**INSTRUCTIONS TO FOLLOW:** Show, in full, each line of the data that contains "object".

**MATERIAL TO PROCESS:**
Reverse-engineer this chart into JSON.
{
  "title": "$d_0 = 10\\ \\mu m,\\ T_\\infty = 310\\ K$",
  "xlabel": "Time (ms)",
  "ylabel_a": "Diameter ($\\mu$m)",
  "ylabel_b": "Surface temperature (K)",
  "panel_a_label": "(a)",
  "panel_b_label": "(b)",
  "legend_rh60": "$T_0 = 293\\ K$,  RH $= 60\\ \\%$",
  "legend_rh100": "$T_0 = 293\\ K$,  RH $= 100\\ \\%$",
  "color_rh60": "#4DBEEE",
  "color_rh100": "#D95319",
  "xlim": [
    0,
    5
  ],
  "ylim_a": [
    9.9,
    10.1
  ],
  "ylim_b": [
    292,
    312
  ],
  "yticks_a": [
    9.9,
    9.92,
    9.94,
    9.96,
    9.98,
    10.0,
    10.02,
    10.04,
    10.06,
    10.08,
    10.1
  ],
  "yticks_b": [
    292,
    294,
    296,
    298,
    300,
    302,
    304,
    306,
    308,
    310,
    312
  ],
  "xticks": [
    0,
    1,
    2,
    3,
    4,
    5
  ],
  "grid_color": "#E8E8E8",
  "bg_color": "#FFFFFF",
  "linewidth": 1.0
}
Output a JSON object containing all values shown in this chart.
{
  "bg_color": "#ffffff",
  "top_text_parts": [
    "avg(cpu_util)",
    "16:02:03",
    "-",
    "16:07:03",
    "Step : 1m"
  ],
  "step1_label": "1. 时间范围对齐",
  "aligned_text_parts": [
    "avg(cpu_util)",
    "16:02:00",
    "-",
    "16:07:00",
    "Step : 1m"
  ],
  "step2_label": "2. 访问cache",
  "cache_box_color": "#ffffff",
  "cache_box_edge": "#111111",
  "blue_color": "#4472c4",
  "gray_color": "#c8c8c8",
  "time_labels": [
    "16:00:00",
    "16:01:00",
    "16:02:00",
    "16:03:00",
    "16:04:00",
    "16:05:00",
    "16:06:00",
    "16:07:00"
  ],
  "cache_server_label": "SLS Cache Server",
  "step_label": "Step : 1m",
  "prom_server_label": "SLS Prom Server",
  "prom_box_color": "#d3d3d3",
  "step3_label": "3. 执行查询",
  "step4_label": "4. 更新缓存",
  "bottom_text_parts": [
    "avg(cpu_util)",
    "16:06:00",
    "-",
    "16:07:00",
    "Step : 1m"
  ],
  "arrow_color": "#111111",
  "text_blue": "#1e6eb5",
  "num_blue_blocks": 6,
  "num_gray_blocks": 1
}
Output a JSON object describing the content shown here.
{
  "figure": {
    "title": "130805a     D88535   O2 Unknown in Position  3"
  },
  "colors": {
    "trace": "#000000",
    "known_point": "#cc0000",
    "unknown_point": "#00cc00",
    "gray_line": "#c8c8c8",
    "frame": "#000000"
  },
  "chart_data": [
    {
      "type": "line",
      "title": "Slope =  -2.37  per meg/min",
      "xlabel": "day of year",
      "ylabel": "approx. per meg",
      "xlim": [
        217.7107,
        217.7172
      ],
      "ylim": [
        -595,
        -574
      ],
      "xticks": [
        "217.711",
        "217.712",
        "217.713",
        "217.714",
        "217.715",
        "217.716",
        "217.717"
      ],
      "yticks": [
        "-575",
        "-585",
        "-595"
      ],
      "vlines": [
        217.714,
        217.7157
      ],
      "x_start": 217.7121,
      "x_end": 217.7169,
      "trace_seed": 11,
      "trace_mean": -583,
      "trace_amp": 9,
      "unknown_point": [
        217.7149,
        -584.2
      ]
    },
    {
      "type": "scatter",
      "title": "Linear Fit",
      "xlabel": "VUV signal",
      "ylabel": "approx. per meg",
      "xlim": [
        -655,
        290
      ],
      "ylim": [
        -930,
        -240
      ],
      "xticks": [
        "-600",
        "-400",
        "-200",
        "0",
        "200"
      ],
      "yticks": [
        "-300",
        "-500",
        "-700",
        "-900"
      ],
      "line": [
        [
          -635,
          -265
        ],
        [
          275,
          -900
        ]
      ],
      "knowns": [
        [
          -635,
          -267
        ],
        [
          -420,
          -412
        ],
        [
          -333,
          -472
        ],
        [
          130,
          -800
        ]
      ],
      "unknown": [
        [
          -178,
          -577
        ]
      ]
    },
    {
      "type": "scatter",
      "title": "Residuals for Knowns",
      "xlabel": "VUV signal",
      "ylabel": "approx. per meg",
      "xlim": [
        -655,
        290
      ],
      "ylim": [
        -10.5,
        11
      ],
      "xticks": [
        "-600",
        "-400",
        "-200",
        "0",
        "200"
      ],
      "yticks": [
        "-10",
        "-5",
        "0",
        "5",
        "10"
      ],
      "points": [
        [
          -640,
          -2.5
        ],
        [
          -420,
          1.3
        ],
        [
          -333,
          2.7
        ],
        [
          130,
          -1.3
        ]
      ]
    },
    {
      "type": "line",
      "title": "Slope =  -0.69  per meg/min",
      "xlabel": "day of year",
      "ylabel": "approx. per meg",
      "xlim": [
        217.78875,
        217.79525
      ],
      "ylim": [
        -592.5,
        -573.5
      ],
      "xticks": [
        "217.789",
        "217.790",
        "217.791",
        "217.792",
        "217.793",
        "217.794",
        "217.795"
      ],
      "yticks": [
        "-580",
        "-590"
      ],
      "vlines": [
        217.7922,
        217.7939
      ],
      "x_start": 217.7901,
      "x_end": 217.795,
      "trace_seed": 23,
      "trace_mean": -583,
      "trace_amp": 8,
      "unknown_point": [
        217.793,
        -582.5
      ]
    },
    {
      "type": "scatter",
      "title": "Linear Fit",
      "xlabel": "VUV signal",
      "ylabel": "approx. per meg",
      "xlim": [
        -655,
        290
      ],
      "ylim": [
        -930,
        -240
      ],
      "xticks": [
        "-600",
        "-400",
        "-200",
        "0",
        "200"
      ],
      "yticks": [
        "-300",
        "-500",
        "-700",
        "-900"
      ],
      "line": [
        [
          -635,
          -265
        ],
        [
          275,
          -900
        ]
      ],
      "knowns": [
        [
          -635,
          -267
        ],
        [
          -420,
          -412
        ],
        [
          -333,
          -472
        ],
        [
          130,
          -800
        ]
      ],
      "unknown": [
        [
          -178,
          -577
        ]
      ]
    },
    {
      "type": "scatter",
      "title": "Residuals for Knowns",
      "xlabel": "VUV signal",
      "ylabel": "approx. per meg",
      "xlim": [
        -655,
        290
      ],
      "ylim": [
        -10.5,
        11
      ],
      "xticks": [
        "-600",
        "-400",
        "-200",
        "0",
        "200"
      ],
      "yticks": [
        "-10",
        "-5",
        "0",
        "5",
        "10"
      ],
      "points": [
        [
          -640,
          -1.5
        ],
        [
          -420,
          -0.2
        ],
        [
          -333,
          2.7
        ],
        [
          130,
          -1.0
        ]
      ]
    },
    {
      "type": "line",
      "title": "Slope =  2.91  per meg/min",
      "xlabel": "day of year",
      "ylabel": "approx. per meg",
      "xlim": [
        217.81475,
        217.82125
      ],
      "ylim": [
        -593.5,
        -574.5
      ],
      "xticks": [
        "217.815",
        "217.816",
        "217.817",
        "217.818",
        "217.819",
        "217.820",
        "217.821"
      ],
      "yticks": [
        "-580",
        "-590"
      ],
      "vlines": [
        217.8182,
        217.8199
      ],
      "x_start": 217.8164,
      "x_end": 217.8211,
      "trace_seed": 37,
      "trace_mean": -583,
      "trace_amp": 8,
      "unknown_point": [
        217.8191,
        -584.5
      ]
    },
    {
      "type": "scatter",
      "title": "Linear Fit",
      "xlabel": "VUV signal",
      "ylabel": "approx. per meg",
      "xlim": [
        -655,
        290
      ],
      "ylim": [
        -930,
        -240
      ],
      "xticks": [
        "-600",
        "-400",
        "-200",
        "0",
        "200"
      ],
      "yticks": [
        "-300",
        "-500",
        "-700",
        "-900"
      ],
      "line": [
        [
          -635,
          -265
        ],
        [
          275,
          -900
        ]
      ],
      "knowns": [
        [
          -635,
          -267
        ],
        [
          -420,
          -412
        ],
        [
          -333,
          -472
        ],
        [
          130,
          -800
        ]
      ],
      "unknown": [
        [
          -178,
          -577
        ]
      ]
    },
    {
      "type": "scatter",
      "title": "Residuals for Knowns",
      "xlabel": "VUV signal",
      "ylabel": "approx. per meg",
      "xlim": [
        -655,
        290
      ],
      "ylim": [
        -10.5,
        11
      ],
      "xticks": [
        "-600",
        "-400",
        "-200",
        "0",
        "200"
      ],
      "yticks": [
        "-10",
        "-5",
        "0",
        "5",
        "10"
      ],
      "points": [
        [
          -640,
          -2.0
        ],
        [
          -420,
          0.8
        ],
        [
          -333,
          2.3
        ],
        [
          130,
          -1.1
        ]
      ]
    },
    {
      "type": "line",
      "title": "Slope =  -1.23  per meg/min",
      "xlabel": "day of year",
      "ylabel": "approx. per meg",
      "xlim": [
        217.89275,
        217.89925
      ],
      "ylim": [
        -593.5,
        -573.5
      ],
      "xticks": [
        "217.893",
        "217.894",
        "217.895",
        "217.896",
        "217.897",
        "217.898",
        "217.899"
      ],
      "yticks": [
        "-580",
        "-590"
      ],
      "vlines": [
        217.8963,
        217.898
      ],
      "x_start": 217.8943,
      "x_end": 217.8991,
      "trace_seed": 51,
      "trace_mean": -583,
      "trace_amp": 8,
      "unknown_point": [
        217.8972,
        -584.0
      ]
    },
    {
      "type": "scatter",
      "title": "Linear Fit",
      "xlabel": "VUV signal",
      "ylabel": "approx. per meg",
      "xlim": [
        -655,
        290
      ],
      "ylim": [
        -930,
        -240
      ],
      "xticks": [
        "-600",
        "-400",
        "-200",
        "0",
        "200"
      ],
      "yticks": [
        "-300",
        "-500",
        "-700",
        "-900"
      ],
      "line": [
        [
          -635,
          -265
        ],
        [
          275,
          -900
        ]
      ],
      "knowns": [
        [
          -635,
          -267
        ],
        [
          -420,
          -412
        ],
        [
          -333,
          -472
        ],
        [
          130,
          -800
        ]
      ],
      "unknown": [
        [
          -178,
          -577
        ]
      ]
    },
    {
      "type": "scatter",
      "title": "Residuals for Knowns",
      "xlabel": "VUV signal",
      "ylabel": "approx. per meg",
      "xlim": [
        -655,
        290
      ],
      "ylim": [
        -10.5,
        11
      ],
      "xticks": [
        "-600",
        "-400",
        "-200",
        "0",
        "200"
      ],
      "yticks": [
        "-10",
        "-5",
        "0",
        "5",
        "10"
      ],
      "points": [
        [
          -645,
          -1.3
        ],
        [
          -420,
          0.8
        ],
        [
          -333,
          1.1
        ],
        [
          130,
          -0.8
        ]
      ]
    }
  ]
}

**EXERCISE SOLUTION:**
Output a JSON object containing all values shown in this chart.
Output a JSON object describing the content shown here.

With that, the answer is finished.